▶ **What to produce**:
Nothing should be left out: output all of the entries exactly.

▶ **Provided information**:
* Begin *
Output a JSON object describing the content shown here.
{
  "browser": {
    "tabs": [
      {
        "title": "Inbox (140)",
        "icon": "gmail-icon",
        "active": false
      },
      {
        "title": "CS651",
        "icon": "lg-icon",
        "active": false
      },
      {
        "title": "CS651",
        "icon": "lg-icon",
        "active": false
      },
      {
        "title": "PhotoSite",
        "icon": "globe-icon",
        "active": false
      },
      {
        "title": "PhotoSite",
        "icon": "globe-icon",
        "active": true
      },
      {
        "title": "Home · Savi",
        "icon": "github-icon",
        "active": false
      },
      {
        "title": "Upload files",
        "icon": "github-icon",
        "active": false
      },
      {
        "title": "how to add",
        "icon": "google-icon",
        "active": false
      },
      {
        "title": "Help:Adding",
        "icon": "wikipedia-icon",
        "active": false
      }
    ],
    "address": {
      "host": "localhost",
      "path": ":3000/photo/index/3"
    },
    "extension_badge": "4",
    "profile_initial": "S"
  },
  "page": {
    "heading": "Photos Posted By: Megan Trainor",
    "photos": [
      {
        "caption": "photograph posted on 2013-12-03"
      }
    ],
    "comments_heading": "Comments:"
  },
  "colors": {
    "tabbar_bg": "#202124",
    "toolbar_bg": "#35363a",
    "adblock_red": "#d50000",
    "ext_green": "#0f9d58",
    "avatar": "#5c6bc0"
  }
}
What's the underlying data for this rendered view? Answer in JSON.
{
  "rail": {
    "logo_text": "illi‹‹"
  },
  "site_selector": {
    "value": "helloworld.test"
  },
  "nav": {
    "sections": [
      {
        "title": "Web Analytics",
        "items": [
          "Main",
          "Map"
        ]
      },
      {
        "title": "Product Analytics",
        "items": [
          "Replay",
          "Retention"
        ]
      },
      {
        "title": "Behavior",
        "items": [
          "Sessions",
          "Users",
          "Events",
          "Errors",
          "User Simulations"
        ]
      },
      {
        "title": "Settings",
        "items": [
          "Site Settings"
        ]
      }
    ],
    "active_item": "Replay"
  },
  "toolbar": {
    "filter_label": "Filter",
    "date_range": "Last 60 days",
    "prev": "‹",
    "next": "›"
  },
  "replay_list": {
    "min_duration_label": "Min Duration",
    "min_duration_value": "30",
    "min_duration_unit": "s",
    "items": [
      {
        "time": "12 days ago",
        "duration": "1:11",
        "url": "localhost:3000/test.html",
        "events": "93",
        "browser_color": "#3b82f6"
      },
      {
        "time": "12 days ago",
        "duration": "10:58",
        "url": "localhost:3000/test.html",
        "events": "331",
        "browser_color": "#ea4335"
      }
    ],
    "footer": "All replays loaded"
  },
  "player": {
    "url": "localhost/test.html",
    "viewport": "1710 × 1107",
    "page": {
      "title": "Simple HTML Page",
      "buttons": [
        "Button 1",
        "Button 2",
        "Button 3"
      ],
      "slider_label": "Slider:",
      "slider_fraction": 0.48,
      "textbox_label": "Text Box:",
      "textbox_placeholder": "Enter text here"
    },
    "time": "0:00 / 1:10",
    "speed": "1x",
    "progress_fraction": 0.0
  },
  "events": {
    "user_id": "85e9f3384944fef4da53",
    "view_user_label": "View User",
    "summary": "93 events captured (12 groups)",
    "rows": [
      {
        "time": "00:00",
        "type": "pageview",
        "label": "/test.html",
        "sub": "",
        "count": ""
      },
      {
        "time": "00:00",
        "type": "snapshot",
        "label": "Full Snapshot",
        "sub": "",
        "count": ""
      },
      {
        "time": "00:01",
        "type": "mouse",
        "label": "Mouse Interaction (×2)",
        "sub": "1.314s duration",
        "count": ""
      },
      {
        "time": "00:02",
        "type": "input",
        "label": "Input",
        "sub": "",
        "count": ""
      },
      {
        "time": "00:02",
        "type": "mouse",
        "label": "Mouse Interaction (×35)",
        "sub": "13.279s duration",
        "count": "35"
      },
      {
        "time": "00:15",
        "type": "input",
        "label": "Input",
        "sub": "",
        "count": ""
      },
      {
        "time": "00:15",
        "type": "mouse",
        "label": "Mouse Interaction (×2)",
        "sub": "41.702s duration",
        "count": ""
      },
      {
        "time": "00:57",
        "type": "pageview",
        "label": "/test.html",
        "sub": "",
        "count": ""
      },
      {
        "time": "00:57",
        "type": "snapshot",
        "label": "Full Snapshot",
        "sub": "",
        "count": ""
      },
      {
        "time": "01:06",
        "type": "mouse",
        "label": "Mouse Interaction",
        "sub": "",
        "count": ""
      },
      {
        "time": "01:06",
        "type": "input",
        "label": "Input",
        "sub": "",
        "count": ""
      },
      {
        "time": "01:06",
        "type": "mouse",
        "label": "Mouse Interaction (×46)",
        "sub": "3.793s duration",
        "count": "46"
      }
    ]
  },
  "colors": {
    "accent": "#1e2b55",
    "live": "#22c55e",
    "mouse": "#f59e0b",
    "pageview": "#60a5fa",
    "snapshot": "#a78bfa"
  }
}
* End *
▶ **Problem solution**:
Output a JSON object describing the content shown here.
{
  "browser": {
    "tabs": [
      {
        "title": "Inbox (140)",
        "icon": "gmail-icon",
        "active": false
      },
      {
        "title": "CS651",
        "icon": "lg-icon",
        "active": false
      },
      {
        "title": "CS651",
        "icon": "lg-icon",
        "active": false
      },
      {
        "title": "PhotoSite",
        "icon": "globe-icon",
        "active": false
      },
      {
        "title": "PhotoSite",
        "icon": "globe-icon",
        "active": true
      },
      {
        "title": "Home · Savi",
        "icon": "github-icon",
        "active": false
      },
      {
        "title": "Upload files",
        "icon": "github-icon",
        "active": false
      },
      {
        "title": "how to add",
        "icon": "google-icon",
        "active": false
      },
      {
        "title": "Help:Adding",
        "icon": "wikipedia-icon",
        "active": false
      }
    ],
    "address": {
      "host": "localhost",
      "path": ":3000/photo/index/3"
    },
    "extension_badge": "4",
    "profile_initial": "S"
  },
  "page": {
    "heading": "Photos Posted By: Megan Trainor",
    "photos": [
      {
        "caption": "photograph posted on 2013-12-03"
      }
    ],
    "comments_heading": "Comments:"
  },
  "colors": {
    "tabbar_bg": "#202124",
    "toolbar_bg": "#35363a",
    "adblock_red": "#d50000",
    "ext_green": "#0f9d58",
    "avatar": "#5c6bc0"
  }
}
What's the underlying data for this rendered view? Answer in JSON.
{
  "rail": {
    "logo_text": "illi‹‹"
  },
  "site_selector": {
    "value": "helloworld.test"
  },
  "nav": {
    "sections": [
      {
        "title": "Web Analytics",
        "items": [
          "Main",
          "Map"
        ]
      },
      {
        "title": "Product Analytics",
        "items": [
          "Replay",
          "Retention"
        ]
      },
      {
        "title": "Behavior",
        "items": [
          "Sessions",
          "Users",
          "Events",
          "Errors",
          "User Simulations"
        ]
      },
      {
        "title": "Settings",
        "items": [
          "Site Settings"
        ]
      }
    ],
    "active_item": "Replay"
  },
  "toolbar": {
    "filter_label": "Filter",
    "date_range": "Last 60 days",
    "prev": "‹",
    "next": "›"
  },
  "replay_list": {
    "min_duration_label": "Min Duration",
    "min_duration_value": "30",
    "min_duration_unit": "s",
    "items": [
      {
        "time": "12 days ago",
        "duration": "1:11",
        "url": "localhost:3000/test.html",
        "events": "93",
        "browser_color": "#3b82f6"
      },
      {
        "time": "12 days ago",
        "duration": "10:58",
        "url": "localhost:3000/test.html",
        "events": "331",
        "browser_color": "#ea4335"
      }
    ],
    "footer": "All replays loaded"
  },
  "player": {
    "url": "localhost/test.html",
    "viewport": "1710 × 1107",
    "page": {
      "title": "Simple HTML Page",
      "buttons": [
        "Button 1",
        "Button 2",
        "Button 3"
      ],
      "slider_label": "Slider:",
      "slider_fraction": 0.48,
      "textbox_label": "Text Box:",
      "textbox_placeholder": "Enter text here"
    },
    "time": "0:00 / 1:10",
    "speed": "1x",
    "progress_fraction": 0.0
  },
  "events": {
    "user_id": "85e9f3384944fef4da53",
    "view_user_label": "View User",
    "summary": "93 events captured (12 groups)",
    "rows": [
      {
        "time": "00:00",
        "type": "pageview",
        "label": "/test.html",
        "sub": "",
        "count": ""
      },
      {
        "time": "00:00",
        "type": "snapshot",
        "label": "Full Snapshot",
        "sub": "",
        "count": ""
      },
      {
        "time": "00:01",
        "type": "mouse",
        "label": "Mouse Interaction (×2)",
        "sub": "1.314s duration",
        "count": ""
      },
      {
        "time": "00:02",
        "type": "input",
        "label": "Input",
        "sub": "",
        "count": ""
      },
      {
        "time": "00:02",
        "type": "mouse",
        "label": "Mouse Interaction (×35)",
        "sub": "13.279s duration",
        "count": "35"
      },
      {
        "time": "00:15",
        "type": "input",
        "label": "Input",
        "sub": "",
        "count": ""
      },
      {
        "time": "00:15",
        "type": "mouse",
        "label": "Mouse Interaction (×2)",
        "sub": "41.702s duration",
        "count": ""
      },
      {
        "time": "00:57",
        "type": "pageview",
        "label": "/test.html",
        "sub": "",
        "count": ""
      },
      {
        "time": "00:57",
        "type": "snapshot",
        "label": "Full Snapshot",
        "sub": "",
        "count": ""
      },
      {
        "time": "01:06",
        "type": "mouse",
        "label": "Mouse Interaction",
        "sub": "",
        "count": ""
      },
      {
        "time": "01:06",
        "type": "input",
        "label": "Input",
        "sub": "",
        "count": ""
      },
      {
        "time": "01:06",
        "type": "mouse",
        "label": "Mouse Interaction (×46)",
        "sub": "3.793s duration",
        "count": "46"
      }
    ]
  },
  "colors": {
    "accent": "#1e2b55",
    "live": "#22c55e",
    "mouse": "#f59e0b",
    "pageview": "#60a5fa",
    "snapshot": "#a78bfa"
  }
}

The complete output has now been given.